* _Written exercise_: Copy every line from the records below that holds the word "可在考生成绩基础上增加".

--- Begin Material for this exercise ---

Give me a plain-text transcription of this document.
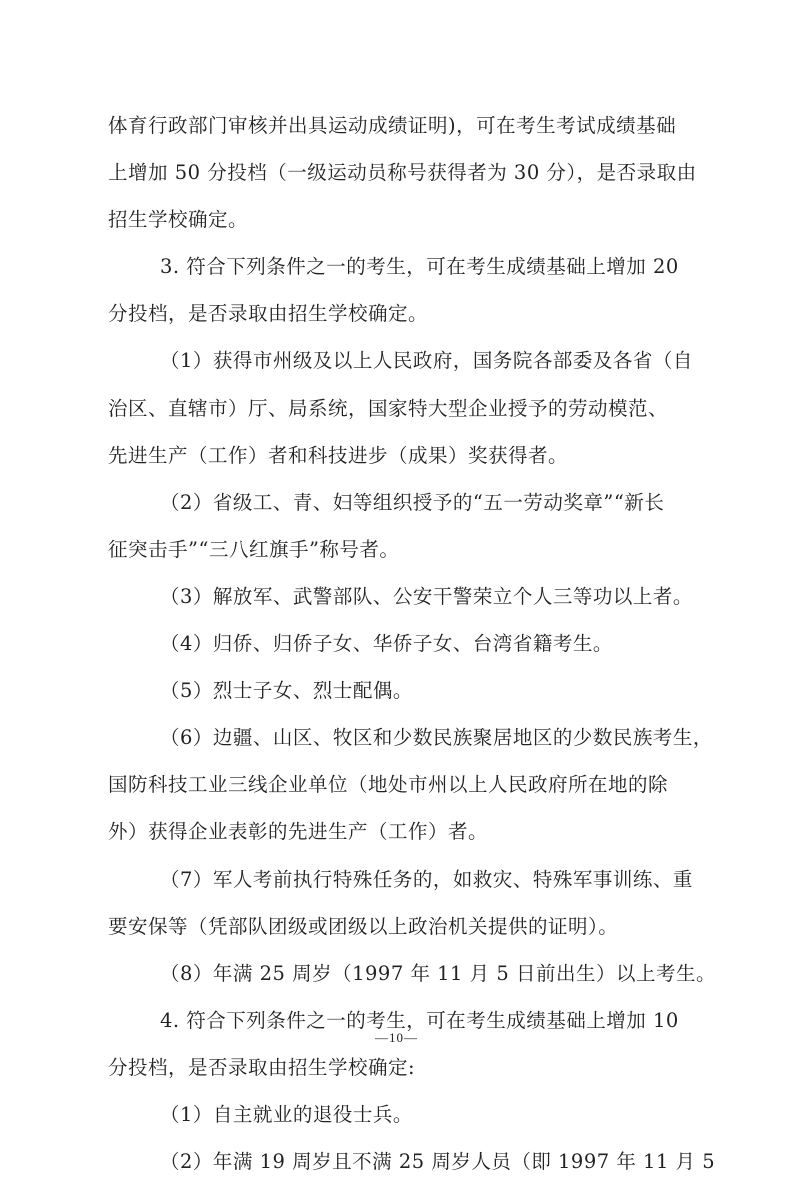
体育行政部门审核并出具运动成绩证明)，可在考生考试成绩基础
上增加 50 分投档（一级运动员称号获得者为 30 分），是否录取由
招生学校确定。
3. 符合下列条件之一的考生，可在考生成绩基础上增加 20
分投档，是否录取由招生学校确定。
（1）获得市州级及以上人民政府，国务院各部委及各省（自
治区、直辖市）厅、局系统，国家特大型企业授予的劳动模范、
先进生产（工作）者和科技进步（成果）奖获得者。
（2）省级工、青、妇等组织授予的“五一劳动奖章”“新长
征突击手”“三八红旗手”称号者。
（3）解放军、武警部队、公安干警荣立个人三等功以上者。
（4）归侨、归侨子女、华侨子女、台湾省籍考生。
（5）烈士子女、烈士配偶。
（6）边疆、山区、牧区和少数民族聚居地区的少数民族考生，
国防科技工业三线企业单位（地处市州以上人民政府所在地的除
外）获得企业表彰的先进生产（工作）者。
（7）军人考前执行特殊任务的，如救灾、特殊军事训练、重
要安保等（凭部队团级或团级以上政治机关提供的证明）。
（8）年满 25 周岁（1997 年 11 月 5 日前出生）以上考生。
4. 符合下列条件之一的考生，可在考生成绩基础上增加 10
分投档，是否录取由招生学校确定:
（1）自主就业的退役士兵。
（2）年满 19 周岁且不满 25 周岁人员（即 1997 年 11 月 5
—10—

--- End Material for this exercise ---

* _Exercise solution_:
3. 符合下列条件之一的考生，可在考生成绩基础上增加 20
4. 符合下列条件之一的考生，可在考生成绩基础上增加 10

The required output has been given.